● **Directions**:
Give the material again in full, matching it exactly.

[Data items]
● ● ● ● ●
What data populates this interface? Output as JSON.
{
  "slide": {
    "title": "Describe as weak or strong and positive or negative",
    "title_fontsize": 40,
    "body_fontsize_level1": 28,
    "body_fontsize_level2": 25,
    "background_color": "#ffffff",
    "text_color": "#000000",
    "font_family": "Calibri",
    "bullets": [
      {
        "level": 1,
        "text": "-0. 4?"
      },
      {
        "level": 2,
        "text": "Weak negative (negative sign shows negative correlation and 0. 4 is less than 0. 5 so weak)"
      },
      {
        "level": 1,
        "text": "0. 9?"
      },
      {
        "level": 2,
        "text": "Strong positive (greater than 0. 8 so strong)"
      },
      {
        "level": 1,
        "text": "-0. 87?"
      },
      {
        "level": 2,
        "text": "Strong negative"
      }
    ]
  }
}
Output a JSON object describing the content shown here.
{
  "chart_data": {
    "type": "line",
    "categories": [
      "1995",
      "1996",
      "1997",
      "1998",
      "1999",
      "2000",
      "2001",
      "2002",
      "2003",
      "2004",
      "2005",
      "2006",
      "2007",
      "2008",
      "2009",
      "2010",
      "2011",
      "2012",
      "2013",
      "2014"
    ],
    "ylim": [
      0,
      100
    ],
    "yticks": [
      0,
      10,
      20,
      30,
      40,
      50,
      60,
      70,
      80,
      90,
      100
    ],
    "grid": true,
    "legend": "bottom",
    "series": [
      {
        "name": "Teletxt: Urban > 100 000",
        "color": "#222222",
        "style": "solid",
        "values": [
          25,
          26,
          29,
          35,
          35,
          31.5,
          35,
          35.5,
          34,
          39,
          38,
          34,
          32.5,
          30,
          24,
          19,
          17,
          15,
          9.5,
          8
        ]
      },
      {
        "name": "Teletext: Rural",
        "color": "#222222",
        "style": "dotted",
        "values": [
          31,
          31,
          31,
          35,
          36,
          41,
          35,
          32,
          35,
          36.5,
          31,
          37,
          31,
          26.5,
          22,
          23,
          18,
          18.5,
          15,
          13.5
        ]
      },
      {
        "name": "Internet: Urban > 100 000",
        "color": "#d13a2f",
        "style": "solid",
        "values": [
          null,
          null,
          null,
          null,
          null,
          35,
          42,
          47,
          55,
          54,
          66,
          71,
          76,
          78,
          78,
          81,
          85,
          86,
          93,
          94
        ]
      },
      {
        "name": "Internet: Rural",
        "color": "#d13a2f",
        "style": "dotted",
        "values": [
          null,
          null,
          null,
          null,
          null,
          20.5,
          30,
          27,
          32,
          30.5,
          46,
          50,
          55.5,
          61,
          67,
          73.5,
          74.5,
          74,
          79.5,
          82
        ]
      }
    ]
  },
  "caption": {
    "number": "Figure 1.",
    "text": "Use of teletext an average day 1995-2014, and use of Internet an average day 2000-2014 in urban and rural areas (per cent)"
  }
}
● ● ● ● ●
● **Result**:
What data populates this interface? Output as JSON.
{
  "slide": {
    "title": "Describe as weak or strong and positive or negative",
    "title_fontsize": 40,
    "body_fontsize_level1": 28,
    "body_fontsize_level2": 25,
    "background_color": "#ffffff",
    "text_color": "#000000",
    "font_family": "Calibri",
    "bullets": [
      {
        "level": 1,
        "text": "-0. 4?"
      },
      {
        "level": 2,
        "text": "Weak negative (negative sign shows negative correlation and 0. 4 is less than 0. 5 so weak)"
      },
      {
        "level": 1,
        "text": "0. 9?"
      },
      {
        "level": 2,
        "text": "Strong positive (greater than 0. 8 so strong)"
      },
      {
        "level": 1,
        "text": "-0. 87?"
      },
      {
        "level": 2,
        "text": "Strong negative"
      }
    ]
  }
}
Output a JSON object describing the content shown here.
{
  "chart_data": {
    "type": "line",
    "categories": [
      "1995",
      "1996",
      "1997",
      "1998",
      "1999",
      "2000",
      "2001",
      "2002",
      "2003",
      "2004",
      "2005",
      "2006",
      "2007",
      "2008",
      "2009",
      "2010",
      "2011",
      "2012",
      "2013",
      "2014"
    ],
    "ylim": [
      0,
      100
    ],
    "yticks": [
      0,
      10,
      20,
      30,
      40,
      50,
      60,
      70,
      80,
      90,
      100
    ],
    "grid": true,
    "legend": "bottom",
    "series": [
      {
        "name": "Teletxt: Urban > 100 000",
        "color": "#222222",
        "style": "solid",
        "values": [
          25,
          26,
          29,
          35,
          35,
          31.5,
          35,
          35.5,
          34,
          39,
          38,
          34,
          32.5,
          30,
          24,
          19,
          17,
          15,
          9.5,
          8
        ]
      },
      {
        "name": "Teletext: Rural",
        "color": "#222222",
        "style": "dotted",
        "values": [
          31,
          31,
          31,
          35,
          36,
          41,
          35,
          32,
          35,
          36.5,
          31,
          37,
          31,
          26.5,
          22,
          23,
          18,
          18.5,
          15,
          13.5
        ]
      },
      {
        "name": "Internet: Urban > 100 000",
        "color": "#d13a2f",
        "style": "solid",
        "values": [
          null,
          null,
          null,
          null,
          null,
          35,
          42,
          47,
          55,
          54,
          66,
          71,
          76,
          78,
          78,
          81,
          85,
          86,
          93,
          94
        ]
      },
      {
        "name": "Internet: Rural",
        "color": "#d13a2f",
        "style": "dotted",
        "values": [
          null,
          null,
          null,
          null,
          null,
          20.5,
          30,
          27,
          32,
          30.5,
          46,
          50,
          55.5,
          61,
          67,
          73.5,
          74.5,
          74,
          79.5,
          82
        ]
      }
    ]
  },
  "caption": {
    "number": "Figure 1.",
    "text": "Use of teletext an average day 1995-2014, and use of Internet an average day 2000-2014 in urban and rural areas (per cent)"
  }
}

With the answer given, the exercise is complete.